Look through the material below. Copy each line that contains the string "with".

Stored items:
· · · · · · ·

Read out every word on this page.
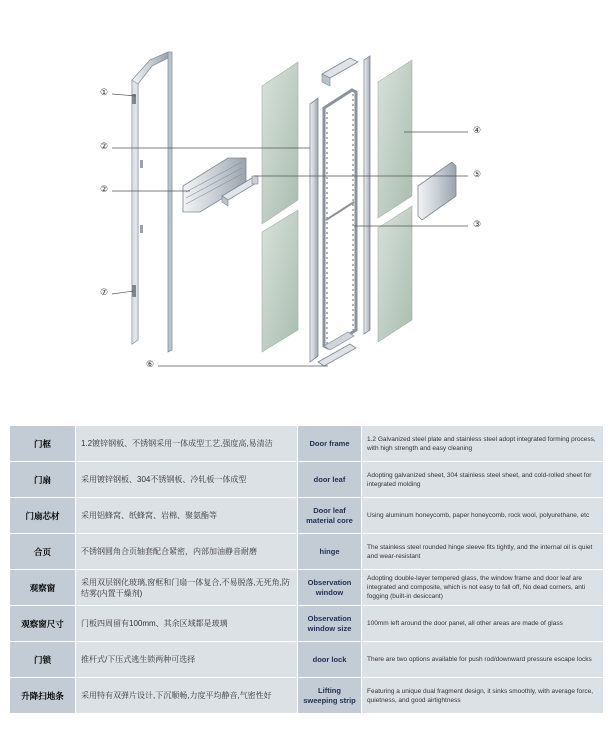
①
②
②
⑦
④
⑤
③
⑥
门框	1.2镀锌钢板、不锈钢采用一体成型工艺,强度高,易清洁	Door frame	1.2 Galvanized steel plate and stainless steel adopt integrated forming process, with high strength and easy cleaning
门扇	采用镀锌钢板、304不锈钢板、冷轧板一体成型	door leaf	Adopting galvanized sheet, 304 stainless steel sheet, and cold-rolled sheet for integrated molding
门扇芯材	采用铝蜂窝、纸蜂窝、岩棉、聚氨酯等	Door leaf material core	Using aluminum honeycomb, paper honeycomb, rock wool, polyurethane, etc
合页	不锈钢圆角合页轴套配合紧密，内部加油静音耐磨	hinge	The stainless steel rounded hinge sleeve fits tightly, and the internal oil is quiet and wear-resistant
观察窗	采用双层钢化玻璃,窗框和门扇一体复合,不易脱落,无死角,防结雾(内置干燥剂)	Observation window	Adopting double-layer tempered glass, the window frame and door leaf are integrated and composite, which is not easy to fall off, No dead corners, anti fogging (built-in desiccant)
观察窗尺寸	门板四周留有100mm、其余区域都是玻璃	Observation window size	100mm left around the door panel, all other areas are made of glass
门锁	推杆式/下压式逃生锁两种可选择	door lock	There are two options available for push rod/downward pressure escape locks
升降扫地条	采用特有双弹片设计,下沉顺畅,力度平均静音,气密性好	Lifting sweeping strip	Featuring a unique dual fragment design, it sinks smoothly, with average force, quietness, and good airtightness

· · · · · · ·

• Solution for this problem:
门框	1.2镀锌钢板、不锈钢采用一体成型工艺,强度高,易清洁	Door frame	1.2 Galvanized steel plate and stainless steel adopt integrated forming process, with high strength and easy cleaning
升降扫地条	采用特有双弹片设计,下沉顺畅,力度平均静音,气密性好	Lifting sweeping strip	Featuring a unique dual fragment design, it sinks smoothly, with average force, quietness, and good airtightness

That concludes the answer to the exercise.